━━━━━ MATERIAL SUPPLIED ━━━━━
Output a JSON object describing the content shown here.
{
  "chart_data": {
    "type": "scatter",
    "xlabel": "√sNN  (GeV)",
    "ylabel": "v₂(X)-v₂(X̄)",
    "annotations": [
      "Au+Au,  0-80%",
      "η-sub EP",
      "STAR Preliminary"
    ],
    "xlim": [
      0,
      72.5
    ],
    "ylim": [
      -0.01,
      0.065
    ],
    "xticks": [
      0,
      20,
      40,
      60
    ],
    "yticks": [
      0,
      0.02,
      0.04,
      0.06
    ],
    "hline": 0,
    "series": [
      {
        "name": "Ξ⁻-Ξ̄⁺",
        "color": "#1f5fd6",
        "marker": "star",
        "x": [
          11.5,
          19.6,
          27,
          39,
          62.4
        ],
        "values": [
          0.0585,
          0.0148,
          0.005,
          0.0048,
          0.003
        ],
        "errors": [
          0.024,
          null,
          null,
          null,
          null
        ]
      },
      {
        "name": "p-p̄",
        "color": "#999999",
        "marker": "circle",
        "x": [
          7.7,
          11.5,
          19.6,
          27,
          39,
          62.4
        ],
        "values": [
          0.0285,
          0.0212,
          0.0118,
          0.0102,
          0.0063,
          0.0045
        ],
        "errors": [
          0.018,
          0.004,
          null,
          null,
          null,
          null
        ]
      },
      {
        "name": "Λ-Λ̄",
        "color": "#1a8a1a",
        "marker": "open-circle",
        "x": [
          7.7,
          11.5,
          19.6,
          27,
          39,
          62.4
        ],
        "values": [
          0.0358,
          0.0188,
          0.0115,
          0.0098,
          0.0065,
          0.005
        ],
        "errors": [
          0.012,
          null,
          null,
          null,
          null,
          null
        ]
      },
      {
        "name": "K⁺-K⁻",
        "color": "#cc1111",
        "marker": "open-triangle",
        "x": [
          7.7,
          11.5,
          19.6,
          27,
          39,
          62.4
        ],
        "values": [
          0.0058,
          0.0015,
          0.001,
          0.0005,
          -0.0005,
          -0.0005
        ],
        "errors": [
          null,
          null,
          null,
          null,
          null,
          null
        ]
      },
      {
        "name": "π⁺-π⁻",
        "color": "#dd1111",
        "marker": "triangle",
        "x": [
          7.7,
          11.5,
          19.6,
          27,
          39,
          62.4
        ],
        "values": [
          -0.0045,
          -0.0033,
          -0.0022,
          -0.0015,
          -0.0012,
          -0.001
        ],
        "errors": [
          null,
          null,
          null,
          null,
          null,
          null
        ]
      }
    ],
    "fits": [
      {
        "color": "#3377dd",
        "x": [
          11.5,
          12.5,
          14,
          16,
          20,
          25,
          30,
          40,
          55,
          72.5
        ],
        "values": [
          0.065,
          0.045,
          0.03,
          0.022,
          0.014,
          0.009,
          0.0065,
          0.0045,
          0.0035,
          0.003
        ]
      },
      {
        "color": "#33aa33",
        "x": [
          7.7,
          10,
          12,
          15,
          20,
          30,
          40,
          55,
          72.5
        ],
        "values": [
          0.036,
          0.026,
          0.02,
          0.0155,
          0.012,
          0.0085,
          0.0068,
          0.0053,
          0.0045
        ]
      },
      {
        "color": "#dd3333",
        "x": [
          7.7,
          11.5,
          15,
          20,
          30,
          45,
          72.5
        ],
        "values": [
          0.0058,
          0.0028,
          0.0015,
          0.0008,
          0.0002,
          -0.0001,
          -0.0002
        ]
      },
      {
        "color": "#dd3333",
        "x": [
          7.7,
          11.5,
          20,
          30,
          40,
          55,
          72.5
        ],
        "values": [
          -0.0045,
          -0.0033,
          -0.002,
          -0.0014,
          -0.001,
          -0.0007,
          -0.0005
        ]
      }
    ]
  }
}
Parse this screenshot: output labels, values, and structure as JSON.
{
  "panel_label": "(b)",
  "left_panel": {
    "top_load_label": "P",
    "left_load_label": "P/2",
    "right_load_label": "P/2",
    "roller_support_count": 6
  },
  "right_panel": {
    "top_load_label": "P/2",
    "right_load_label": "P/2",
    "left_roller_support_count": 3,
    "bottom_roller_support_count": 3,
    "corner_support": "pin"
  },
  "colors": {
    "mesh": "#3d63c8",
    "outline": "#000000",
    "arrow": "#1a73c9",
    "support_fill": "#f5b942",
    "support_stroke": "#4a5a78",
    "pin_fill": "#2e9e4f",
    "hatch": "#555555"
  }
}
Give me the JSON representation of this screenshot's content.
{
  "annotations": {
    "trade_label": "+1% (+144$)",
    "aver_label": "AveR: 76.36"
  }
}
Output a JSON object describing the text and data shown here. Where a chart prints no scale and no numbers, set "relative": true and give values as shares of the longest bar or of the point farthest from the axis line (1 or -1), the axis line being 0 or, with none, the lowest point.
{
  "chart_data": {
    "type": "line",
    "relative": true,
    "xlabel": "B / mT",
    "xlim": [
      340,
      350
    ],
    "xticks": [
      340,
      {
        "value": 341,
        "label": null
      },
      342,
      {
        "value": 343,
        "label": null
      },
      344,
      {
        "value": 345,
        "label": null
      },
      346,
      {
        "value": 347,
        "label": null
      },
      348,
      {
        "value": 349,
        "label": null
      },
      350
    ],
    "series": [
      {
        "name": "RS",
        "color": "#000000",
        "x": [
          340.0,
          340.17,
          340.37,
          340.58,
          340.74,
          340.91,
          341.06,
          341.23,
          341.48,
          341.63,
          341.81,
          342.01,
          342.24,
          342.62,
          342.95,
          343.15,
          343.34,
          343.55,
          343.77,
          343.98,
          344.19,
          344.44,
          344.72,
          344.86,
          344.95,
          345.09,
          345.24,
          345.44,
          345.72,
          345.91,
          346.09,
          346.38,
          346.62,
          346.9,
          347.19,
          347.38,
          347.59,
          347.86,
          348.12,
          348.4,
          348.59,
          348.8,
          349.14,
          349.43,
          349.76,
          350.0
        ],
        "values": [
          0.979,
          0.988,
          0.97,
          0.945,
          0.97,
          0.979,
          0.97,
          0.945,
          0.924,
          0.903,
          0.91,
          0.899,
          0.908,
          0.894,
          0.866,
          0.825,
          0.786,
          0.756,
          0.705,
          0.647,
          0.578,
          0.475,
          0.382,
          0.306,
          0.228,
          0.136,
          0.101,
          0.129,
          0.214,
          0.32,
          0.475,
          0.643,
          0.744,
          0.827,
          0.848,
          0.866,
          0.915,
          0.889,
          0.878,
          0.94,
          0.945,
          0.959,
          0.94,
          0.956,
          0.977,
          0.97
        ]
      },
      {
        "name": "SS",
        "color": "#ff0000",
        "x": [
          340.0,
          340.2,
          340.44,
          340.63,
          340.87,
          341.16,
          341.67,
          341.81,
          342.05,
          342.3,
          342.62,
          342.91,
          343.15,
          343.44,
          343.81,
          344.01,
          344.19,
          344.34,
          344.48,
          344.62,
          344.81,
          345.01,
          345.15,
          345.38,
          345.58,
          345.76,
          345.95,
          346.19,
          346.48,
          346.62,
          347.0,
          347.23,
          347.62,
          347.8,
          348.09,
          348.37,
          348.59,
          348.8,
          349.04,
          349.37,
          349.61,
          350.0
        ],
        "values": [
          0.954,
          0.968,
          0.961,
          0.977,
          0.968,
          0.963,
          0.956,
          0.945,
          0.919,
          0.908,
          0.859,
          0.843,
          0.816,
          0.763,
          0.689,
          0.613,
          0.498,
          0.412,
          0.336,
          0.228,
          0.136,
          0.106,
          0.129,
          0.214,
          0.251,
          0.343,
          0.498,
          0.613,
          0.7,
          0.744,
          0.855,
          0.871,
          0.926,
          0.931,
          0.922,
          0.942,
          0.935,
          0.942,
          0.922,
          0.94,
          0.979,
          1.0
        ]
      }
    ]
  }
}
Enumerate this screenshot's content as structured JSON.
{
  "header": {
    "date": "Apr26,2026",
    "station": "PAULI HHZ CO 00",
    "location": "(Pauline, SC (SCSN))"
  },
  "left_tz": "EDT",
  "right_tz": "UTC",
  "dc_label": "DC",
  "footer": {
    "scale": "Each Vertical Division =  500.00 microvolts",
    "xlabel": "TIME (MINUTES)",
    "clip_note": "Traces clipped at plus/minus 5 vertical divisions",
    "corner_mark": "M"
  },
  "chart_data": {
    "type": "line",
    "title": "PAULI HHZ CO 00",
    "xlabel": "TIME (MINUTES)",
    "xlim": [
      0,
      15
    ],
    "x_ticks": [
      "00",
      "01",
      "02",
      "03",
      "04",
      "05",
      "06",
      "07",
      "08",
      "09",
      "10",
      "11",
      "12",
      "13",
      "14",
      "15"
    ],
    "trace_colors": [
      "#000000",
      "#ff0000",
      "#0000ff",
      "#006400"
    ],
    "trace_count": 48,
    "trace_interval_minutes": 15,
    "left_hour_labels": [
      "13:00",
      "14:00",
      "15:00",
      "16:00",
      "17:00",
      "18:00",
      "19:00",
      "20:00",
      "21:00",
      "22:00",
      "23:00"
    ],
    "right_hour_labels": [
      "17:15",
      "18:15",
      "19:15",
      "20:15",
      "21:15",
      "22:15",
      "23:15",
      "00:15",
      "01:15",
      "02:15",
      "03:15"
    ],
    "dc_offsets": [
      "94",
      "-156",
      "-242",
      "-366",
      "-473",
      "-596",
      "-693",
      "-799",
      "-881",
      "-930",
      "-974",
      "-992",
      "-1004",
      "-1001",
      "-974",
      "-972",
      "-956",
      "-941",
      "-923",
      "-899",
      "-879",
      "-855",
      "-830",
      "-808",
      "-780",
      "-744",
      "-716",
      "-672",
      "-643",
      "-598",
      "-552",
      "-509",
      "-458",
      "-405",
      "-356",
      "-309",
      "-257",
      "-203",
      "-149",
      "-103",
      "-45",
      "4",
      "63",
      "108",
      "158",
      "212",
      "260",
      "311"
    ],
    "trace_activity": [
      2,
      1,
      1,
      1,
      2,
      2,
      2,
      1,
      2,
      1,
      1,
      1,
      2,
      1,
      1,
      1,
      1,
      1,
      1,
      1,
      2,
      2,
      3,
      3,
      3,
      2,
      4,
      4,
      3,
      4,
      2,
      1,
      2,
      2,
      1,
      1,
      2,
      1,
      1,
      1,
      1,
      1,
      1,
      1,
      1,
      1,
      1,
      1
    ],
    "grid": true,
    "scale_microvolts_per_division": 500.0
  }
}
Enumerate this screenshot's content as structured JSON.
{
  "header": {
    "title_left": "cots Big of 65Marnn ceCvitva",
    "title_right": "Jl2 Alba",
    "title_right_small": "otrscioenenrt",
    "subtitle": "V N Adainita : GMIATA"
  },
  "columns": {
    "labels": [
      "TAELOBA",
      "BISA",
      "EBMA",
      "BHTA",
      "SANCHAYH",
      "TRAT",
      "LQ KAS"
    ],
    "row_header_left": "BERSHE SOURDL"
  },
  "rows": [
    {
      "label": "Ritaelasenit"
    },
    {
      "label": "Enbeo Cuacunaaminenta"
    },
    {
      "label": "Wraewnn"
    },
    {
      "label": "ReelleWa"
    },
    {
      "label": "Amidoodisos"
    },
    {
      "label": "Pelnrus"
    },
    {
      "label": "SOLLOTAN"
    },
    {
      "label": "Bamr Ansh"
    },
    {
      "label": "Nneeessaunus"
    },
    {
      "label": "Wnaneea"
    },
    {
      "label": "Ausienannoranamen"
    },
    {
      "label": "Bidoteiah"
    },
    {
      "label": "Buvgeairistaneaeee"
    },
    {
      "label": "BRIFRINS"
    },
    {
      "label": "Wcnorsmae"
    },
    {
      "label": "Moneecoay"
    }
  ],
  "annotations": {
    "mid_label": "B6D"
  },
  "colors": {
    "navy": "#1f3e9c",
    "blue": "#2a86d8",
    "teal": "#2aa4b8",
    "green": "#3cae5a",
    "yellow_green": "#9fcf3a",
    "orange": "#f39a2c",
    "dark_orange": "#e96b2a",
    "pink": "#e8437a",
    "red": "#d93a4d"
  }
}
━━━━━
• _REQUIREMENTS_
Return every line from the records above that holds the word "marker".

• _SOLUTION TO THIS TASK_
        "marker": "star",
        "marker": "circle",
        "marker": "open-circle",
        "marker": "open-triangle",
        "marker": "triangle",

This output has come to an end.